- Extracted entries -

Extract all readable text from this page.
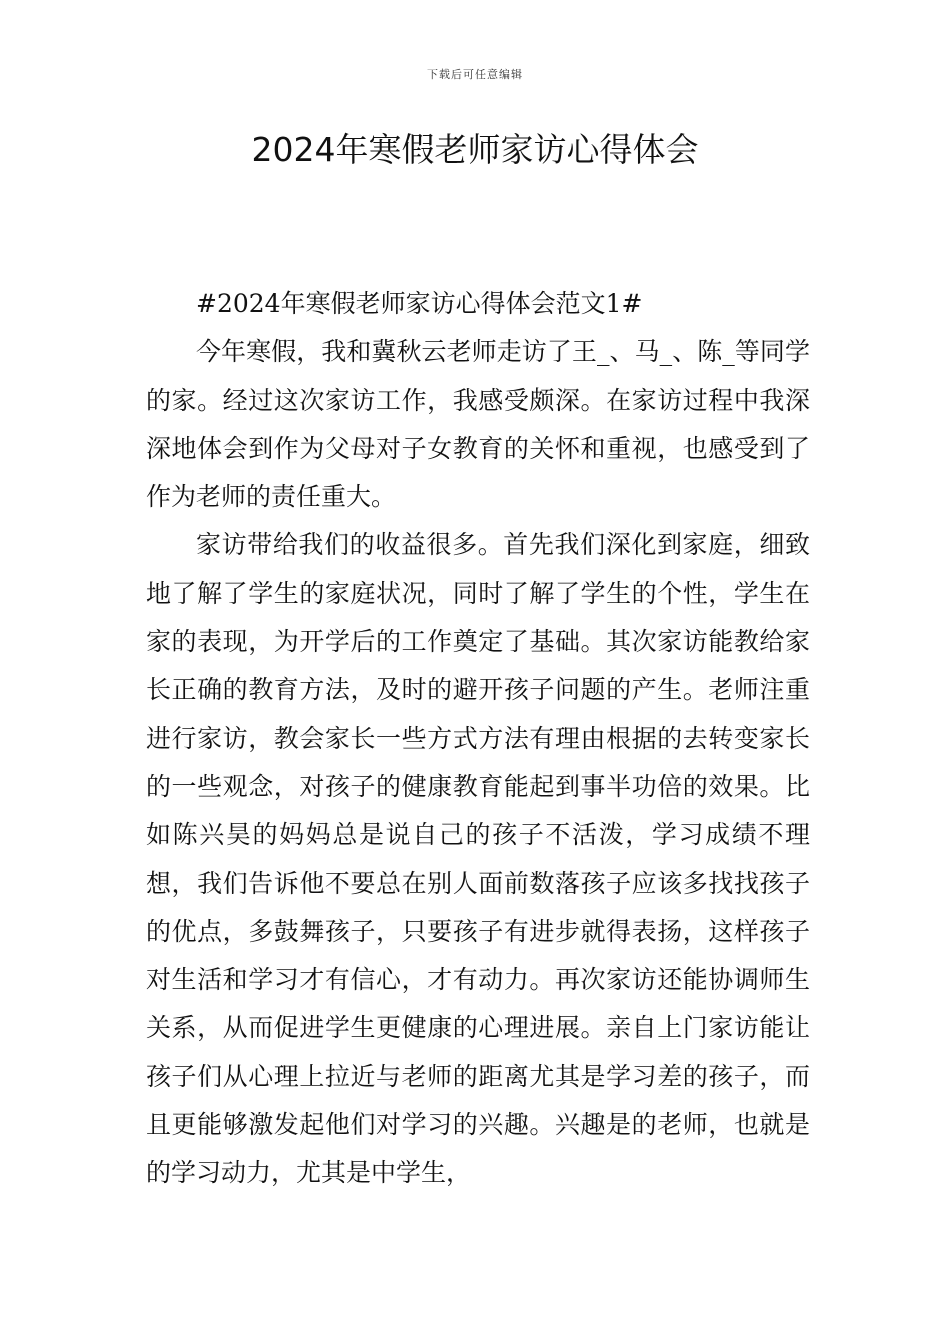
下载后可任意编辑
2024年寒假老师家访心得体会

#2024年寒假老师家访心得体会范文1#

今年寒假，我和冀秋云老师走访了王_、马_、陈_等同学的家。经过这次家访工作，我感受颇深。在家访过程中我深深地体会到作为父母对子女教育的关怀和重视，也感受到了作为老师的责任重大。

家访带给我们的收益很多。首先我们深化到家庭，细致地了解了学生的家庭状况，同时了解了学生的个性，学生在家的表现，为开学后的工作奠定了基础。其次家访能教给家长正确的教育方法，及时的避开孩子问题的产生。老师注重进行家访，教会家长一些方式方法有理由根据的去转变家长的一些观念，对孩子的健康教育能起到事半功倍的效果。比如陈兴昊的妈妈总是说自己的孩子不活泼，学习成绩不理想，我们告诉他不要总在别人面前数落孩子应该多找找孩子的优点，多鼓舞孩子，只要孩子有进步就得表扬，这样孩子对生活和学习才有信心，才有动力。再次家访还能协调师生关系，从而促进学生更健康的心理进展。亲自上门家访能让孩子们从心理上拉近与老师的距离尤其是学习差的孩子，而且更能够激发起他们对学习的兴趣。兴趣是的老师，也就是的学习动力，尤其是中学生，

- Request -
Every line should be retyped exactly, with the pictures omitted.

- Answer for the task -
Extract all readable text from this page.
下载后可任意编辑
2024年寒假老师家访心得体会

#2024年寒假老师家访心得体会范文1#

今年寒假，我和冀秋云老师走访了王_、马_、陈_等同学的家。经过这次家访工作，我感受颇深。在家访过程中我深深地体会到作为父母对子女教育的关怀和重视，也感受到了作为老师的责任重大。

家访带给我们的收益很多。首先我们深化到家庭，细致地了解了学生的家庭状况，同时了解了学生的个性，学生在家的表现，为开学后的工作奠定了基础。其次家访能教给家长正确的教育方法，及时的避开孩子问题的产生。老师注重进行家访，教会家长一些方式方法有理由根据的去转变家长的一些观念，对孩子的健康教育能起到事半功倍的效果。比如陈兴昊的妈妈总是说自己的孩子不活泼，学习成绩不理想，我们告诉他不要总在别人面前数落孩子应该多找找孩子的优点，多鼓舞孩子，只要孩子有进步就得表扬，这样孩子对生活和学习才有信心，才有动力。再次家访还能协调师生关系，从而促进学生更健康的心理进展。亲自上门家访能让孩子们从心理上拉近与老师的距离尤其是学习差的孩子，而且更能够激发起他们对学习的兴趣。兴趣是的老师，也就是的学习动力，尤其是中学生，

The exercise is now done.